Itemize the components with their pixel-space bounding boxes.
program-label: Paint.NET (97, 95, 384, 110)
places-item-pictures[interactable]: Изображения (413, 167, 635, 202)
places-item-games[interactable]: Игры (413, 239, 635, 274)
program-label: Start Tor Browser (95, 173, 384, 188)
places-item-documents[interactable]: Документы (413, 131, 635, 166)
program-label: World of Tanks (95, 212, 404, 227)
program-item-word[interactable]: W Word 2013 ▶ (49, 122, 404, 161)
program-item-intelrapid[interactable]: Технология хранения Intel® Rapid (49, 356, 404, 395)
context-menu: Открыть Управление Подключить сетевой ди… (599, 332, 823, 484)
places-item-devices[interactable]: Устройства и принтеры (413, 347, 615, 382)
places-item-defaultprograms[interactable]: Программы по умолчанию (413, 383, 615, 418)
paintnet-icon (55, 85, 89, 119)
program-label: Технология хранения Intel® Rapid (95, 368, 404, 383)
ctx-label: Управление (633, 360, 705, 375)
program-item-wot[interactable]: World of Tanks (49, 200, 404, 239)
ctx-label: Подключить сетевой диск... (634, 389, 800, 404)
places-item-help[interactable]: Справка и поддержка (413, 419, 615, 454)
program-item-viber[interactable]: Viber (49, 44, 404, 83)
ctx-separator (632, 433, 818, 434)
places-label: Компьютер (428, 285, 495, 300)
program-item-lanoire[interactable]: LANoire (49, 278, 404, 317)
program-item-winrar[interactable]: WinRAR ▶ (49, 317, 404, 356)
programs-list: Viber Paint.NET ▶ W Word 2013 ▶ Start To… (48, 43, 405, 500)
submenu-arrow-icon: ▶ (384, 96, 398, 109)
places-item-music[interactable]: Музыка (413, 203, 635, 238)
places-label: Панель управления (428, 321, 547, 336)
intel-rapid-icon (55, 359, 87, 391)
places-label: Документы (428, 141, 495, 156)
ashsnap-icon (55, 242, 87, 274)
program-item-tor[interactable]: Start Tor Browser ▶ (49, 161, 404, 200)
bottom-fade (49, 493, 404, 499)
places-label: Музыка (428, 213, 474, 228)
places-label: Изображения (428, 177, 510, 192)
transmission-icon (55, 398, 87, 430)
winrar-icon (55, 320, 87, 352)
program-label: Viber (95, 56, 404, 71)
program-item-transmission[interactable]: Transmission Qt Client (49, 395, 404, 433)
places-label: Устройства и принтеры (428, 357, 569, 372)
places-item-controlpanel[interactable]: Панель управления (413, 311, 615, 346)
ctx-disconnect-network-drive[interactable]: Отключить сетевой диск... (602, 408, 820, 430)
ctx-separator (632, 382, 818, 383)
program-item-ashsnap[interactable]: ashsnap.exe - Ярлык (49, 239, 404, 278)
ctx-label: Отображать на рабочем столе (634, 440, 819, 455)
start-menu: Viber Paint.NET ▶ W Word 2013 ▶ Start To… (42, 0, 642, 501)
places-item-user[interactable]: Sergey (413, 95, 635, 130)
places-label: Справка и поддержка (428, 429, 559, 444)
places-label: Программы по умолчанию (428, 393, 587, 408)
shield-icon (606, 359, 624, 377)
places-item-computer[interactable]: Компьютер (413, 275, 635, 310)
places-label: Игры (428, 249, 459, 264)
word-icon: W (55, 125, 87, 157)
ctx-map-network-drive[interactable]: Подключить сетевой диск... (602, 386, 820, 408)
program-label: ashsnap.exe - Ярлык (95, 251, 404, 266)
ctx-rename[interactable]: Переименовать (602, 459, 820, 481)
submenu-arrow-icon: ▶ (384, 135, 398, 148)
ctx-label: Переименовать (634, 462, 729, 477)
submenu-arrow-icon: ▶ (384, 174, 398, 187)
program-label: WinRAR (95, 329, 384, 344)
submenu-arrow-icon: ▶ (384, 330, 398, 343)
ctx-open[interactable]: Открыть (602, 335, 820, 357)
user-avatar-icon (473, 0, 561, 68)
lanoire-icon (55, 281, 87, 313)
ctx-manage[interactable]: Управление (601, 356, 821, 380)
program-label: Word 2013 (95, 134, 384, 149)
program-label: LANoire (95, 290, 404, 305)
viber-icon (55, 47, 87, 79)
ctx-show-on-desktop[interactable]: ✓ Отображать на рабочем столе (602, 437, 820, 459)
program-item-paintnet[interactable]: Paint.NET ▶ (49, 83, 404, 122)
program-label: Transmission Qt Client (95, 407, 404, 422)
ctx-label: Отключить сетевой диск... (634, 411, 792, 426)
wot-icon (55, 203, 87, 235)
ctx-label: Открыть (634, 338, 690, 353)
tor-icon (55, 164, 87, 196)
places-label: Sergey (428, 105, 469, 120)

---

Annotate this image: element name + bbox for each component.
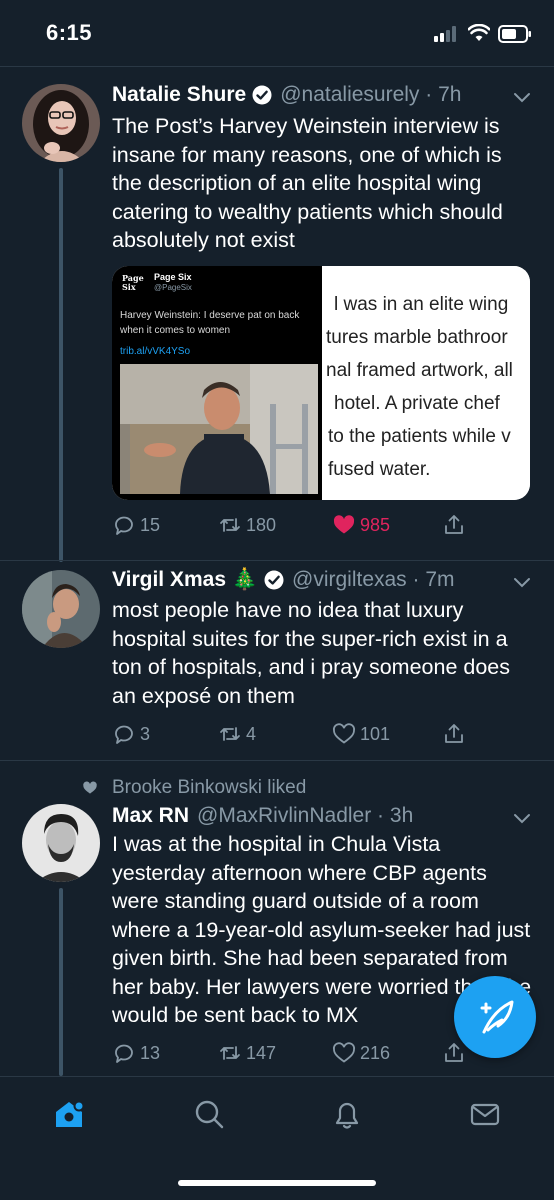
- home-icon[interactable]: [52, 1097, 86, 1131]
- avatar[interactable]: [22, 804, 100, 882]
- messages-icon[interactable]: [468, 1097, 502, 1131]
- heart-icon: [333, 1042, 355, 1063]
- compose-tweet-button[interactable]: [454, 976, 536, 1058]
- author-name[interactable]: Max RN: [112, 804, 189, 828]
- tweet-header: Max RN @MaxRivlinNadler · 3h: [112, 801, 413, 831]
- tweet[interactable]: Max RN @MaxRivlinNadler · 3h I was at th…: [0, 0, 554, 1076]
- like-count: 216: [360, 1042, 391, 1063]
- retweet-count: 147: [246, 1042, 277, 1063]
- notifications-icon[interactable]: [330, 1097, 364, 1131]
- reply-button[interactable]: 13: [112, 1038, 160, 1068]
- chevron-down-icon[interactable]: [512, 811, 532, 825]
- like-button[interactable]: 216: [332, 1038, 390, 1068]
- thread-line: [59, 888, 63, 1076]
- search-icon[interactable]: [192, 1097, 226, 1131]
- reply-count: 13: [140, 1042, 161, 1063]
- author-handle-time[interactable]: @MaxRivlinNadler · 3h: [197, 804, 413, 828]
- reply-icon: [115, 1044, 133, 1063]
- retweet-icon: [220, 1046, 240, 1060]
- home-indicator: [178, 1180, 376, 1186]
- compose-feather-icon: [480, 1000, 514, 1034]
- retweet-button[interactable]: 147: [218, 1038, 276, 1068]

◆ Direction
Rewrite the lines of data from the one containing "Itemize the components" through the one containing "program-item-intelrapid[interactable]: Технология хранения", inclusive, changing "program-label" to "app-label" and keeping everything else the same.

◆ Worked answer
Itemize the components with their pixel-space bounding boxes.
app-label: Paint.NET (97, 95, 384, 110)
places-item-pictures[interactable]: Изображения (413, 167, 635, 202)
places-item-games[interactable]: Игры (413, 239, 635, 274)
app-label: Start Tor Browser (95, 173, 384, 188)
places-item-documents[interactable]: Документы (413, 131, 635, 166)
app-label: World of Tanks (95, 212, 404, 227)
program-item-word[interactable]: W Word 2013 ▶ (49, 122, 404, 161)
program-item-intelrapid[interactable]: Технология хранения Intel® Rapid (49, 356, 404, 395)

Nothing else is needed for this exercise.